● **Material for the task**:
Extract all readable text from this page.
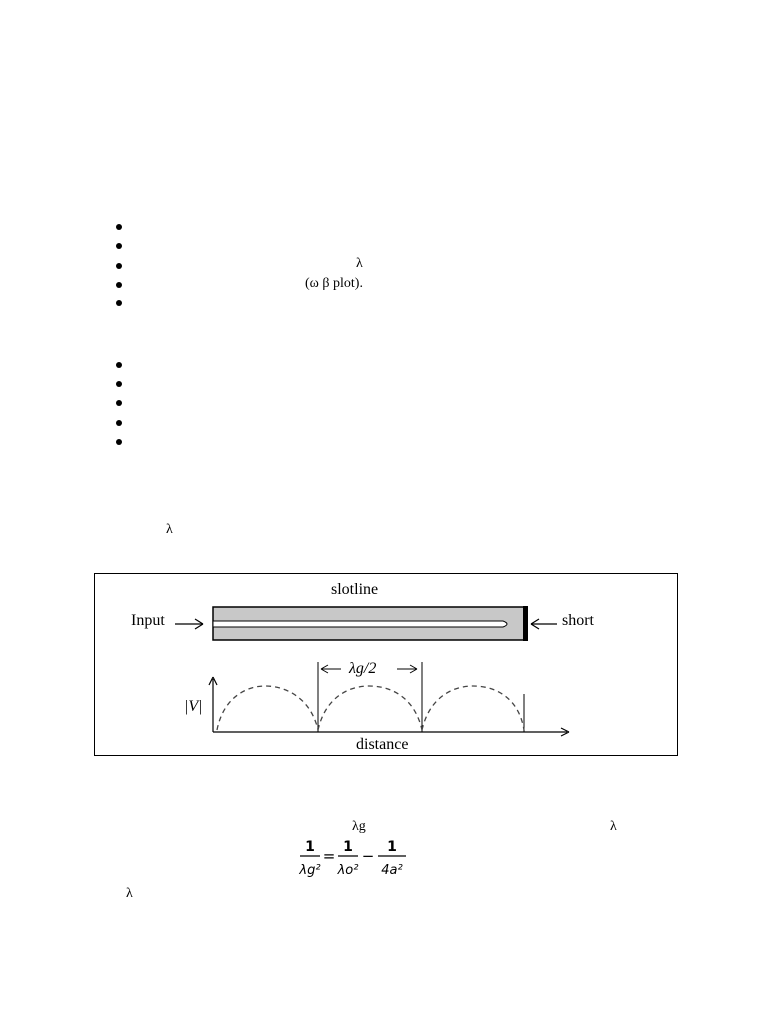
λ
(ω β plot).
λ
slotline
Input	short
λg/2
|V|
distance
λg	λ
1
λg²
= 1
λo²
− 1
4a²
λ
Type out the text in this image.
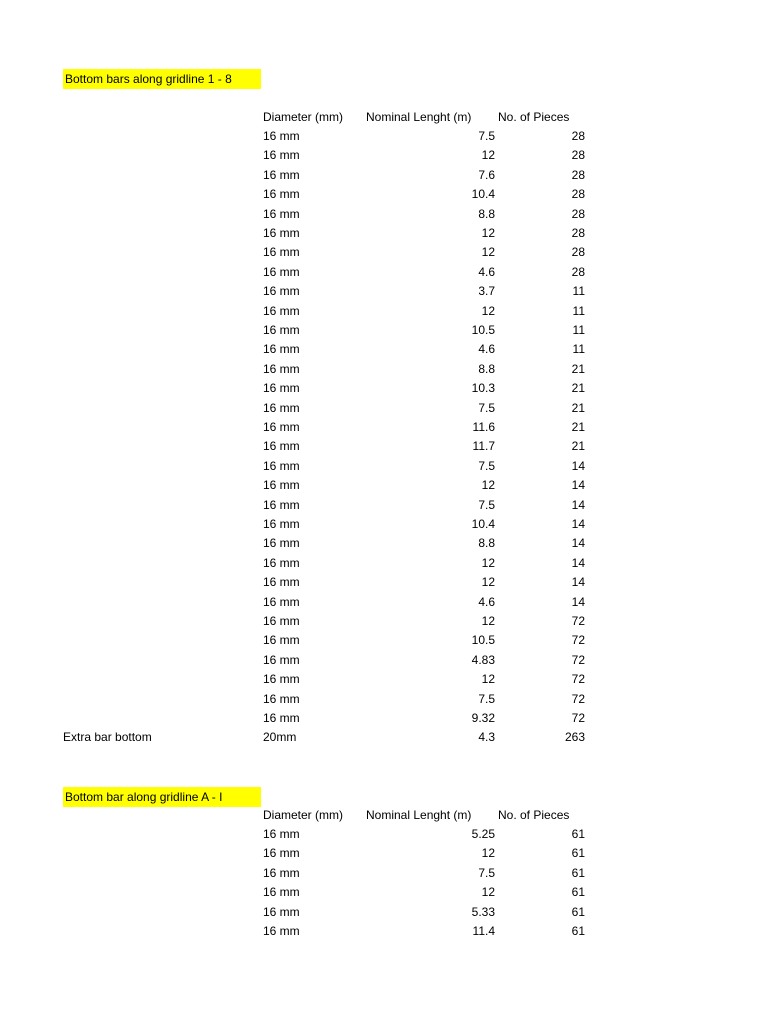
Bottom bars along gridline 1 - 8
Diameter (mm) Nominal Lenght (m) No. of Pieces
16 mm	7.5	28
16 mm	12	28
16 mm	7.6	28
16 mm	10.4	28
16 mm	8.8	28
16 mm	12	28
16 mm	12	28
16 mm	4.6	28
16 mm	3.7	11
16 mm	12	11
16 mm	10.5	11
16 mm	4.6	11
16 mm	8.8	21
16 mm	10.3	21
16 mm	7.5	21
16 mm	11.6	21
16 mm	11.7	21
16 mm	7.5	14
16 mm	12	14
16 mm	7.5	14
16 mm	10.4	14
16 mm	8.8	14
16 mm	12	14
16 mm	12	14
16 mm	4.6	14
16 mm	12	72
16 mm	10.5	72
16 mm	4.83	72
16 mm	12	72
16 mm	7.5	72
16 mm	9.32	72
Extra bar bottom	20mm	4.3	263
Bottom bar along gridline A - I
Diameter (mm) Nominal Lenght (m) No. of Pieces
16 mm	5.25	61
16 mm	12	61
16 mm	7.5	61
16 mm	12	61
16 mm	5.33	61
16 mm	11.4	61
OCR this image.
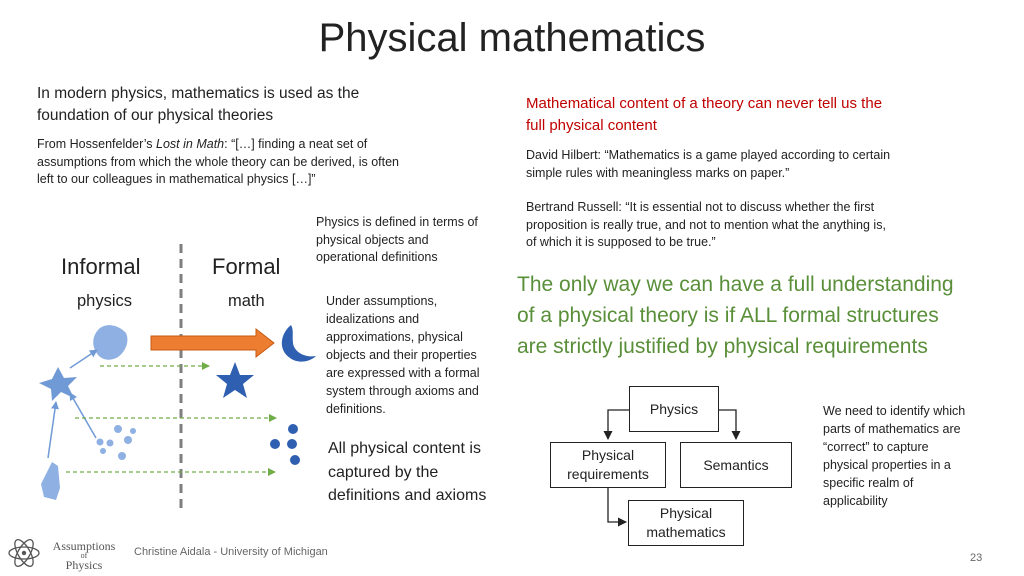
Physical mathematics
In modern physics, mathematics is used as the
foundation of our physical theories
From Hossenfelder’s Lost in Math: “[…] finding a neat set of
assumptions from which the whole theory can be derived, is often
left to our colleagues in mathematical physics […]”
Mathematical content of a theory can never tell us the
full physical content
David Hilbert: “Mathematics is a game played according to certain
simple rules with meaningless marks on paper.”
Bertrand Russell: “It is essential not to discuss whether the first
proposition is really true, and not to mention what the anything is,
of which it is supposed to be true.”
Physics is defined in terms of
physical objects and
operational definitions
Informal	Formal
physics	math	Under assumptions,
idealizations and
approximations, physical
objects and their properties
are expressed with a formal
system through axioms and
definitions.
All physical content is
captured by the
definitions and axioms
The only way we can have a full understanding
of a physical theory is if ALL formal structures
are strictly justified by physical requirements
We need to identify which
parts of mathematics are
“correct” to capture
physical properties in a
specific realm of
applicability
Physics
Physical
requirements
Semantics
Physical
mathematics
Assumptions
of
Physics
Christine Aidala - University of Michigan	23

==

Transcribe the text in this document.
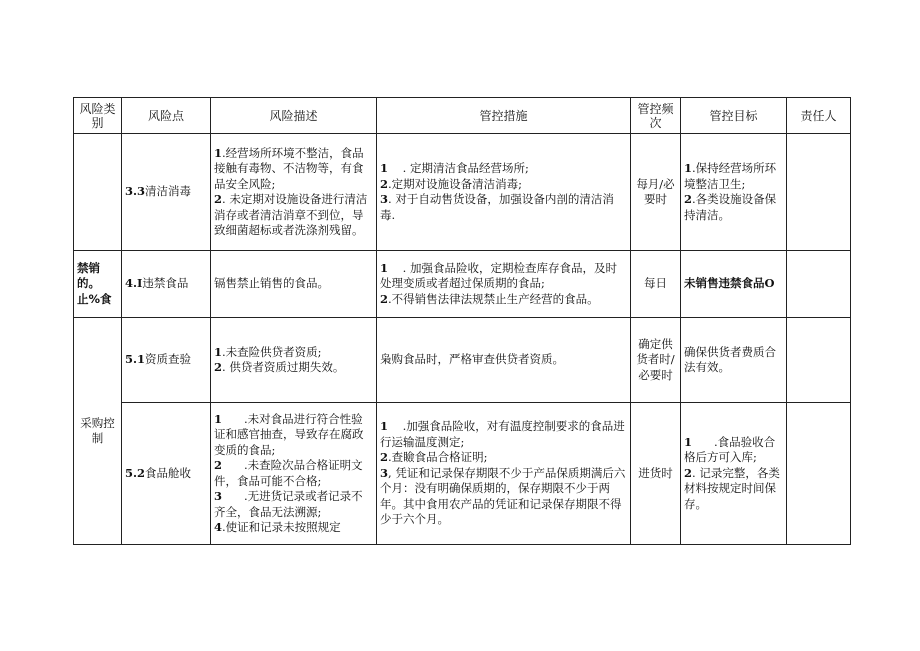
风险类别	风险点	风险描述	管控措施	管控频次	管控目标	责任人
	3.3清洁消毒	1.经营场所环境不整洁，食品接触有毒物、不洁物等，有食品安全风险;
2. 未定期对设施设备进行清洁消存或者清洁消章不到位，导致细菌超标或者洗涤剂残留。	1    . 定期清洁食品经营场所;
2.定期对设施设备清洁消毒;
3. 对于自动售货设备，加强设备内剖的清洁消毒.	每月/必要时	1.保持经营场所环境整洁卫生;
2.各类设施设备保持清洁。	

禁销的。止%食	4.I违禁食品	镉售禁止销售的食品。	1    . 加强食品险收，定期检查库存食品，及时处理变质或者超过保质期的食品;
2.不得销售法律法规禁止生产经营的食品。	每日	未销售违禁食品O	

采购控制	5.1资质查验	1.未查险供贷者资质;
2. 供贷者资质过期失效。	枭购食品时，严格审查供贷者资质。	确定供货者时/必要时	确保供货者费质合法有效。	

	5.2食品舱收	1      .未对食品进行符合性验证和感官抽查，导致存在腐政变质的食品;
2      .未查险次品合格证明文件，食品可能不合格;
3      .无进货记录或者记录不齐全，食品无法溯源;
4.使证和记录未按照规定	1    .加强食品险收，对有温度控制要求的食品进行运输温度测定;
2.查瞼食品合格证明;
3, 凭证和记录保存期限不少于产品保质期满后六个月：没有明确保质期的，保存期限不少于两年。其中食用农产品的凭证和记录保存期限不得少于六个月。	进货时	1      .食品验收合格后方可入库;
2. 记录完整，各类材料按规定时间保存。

● **What you are asked to do**:
Extract every line containing the string "full" from the data above.

● **Result of this task**:
full physical content
The only way we can have a full understanding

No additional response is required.